■ Written task
Check each line of the data for "Height" and select those that have it.

________________

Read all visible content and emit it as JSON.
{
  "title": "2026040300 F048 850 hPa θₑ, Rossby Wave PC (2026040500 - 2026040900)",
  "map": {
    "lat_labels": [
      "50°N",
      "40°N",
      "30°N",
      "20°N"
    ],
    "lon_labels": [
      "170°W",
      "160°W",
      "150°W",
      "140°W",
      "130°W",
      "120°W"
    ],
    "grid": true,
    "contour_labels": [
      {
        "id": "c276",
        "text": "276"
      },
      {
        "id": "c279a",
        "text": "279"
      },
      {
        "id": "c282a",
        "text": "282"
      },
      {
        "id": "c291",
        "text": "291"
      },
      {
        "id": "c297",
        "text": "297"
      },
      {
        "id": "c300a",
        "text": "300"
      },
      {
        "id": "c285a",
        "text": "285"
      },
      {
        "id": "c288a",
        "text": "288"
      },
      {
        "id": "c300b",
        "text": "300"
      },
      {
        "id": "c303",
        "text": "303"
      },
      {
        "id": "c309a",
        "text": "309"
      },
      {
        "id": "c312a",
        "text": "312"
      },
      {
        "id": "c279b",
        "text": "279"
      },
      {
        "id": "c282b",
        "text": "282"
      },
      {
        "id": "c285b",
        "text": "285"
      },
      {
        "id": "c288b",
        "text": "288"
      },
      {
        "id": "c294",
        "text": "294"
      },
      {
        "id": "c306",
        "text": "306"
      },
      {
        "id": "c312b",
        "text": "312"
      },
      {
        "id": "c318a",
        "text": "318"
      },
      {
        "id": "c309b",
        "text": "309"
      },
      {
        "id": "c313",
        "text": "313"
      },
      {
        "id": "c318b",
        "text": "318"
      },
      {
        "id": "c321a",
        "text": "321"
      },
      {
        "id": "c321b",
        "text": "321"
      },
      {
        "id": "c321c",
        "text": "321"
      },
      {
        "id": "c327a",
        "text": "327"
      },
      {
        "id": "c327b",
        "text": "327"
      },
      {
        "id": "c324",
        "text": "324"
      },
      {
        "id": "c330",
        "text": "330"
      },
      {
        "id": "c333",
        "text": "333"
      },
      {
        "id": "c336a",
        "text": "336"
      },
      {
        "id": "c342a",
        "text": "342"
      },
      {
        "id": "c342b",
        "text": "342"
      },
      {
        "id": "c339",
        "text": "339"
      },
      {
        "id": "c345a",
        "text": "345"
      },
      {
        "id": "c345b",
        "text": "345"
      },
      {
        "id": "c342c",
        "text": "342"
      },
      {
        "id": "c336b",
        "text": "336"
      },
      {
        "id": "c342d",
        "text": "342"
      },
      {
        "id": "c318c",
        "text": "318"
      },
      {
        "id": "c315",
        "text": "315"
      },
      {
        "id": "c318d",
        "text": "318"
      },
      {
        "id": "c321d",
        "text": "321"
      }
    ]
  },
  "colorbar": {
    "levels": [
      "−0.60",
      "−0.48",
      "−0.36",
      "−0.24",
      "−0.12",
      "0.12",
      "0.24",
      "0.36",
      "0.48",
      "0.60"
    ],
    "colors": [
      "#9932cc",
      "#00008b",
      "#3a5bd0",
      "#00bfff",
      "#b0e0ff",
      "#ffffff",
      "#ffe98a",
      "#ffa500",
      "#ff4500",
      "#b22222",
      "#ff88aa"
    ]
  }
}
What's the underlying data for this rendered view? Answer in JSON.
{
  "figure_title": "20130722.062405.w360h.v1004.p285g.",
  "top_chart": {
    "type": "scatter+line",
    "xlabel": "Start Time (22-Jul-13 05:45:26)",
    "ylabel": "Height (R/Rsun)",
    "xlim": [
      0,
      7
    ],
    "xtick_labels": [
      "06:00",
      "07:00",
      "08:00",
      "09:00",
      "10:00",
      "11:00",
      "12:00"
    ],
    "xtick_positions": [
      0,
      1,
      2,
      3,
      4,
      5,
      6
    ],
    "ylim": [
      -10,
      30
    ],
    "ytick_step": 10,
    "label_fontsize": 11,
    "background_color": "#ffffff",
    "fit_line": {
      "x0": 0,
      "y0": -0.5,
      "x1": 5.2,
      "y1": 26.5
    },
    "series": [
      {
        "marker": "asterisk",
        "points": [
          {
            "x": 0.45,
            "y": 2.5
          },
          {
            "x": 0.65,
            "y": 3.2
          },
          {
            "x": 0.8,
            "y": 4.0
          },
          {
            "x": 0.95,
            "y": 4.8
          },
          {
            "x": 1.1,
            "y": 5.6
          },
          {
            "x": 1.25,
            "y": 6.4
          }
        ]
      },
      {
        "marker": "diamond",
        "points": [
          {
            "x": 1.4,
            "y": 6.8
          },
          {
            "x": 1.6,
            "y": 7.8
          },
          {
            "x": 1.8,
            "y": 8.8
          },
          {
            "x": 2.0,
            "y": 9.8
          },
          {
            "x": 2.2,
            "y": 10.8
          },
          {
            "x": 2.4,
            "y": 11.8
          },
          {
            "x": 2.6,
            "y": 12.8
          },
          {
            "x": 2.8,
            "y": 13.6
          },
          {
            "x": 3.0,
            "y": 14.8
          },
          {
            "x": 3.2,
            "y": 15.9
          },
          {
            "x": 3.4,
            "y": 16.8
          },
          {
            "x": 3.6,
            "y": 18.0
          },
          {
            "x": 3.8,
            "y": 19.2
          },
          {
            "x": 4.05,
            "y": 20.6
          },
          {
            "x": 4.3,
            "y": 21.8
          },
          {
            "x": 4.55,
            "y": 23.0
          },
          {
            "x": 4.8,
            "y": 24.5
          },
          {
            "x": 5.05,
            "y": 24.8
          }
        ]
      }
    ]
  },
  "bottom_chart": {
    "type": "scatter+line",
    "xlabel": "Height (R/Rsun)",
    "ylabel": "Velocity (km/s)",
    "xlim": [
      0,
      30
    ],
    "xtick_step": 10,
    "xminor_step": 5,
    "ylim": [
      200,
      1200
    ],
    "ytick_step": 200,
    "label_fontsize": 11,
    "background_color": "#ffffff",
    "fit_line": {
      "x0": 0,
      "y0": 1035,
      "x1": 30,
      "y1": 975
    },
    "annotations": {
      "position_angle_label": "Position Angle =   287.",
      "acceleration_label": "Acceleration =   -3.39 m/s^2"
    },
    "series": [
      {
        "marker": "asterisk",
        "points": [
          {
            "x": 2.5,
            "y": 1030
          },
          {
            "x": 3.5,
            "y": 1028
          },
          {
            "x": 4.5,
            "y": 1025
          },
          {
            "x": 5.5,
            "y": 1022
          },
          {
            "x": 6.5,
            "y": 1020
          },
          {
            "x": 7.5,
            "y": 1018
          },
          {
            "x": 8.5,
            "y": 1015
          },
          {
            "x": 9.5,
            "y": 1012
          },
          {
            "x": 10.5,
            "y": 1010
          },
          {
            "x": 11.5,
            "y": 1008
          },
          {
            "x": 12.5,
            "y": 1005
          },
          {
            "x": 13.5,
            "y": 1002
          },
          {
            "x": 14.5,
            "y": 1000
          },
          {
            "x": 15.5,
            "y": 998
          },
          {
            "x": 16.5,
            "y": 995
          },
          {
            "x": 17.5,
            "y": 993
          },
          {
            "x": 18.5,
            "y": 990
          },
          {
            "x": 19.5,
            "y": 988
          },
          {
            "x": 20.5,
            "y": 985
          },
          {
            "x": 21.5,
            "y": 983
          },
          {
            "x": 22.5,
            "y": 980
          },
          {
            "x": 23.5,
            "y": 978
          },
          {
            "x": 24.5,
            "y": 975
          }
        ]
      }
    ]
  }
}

________________

■ Output below
    "ylabel": "Height (R/Rsun)",
    "xlabel": "Height (R/Rsun)",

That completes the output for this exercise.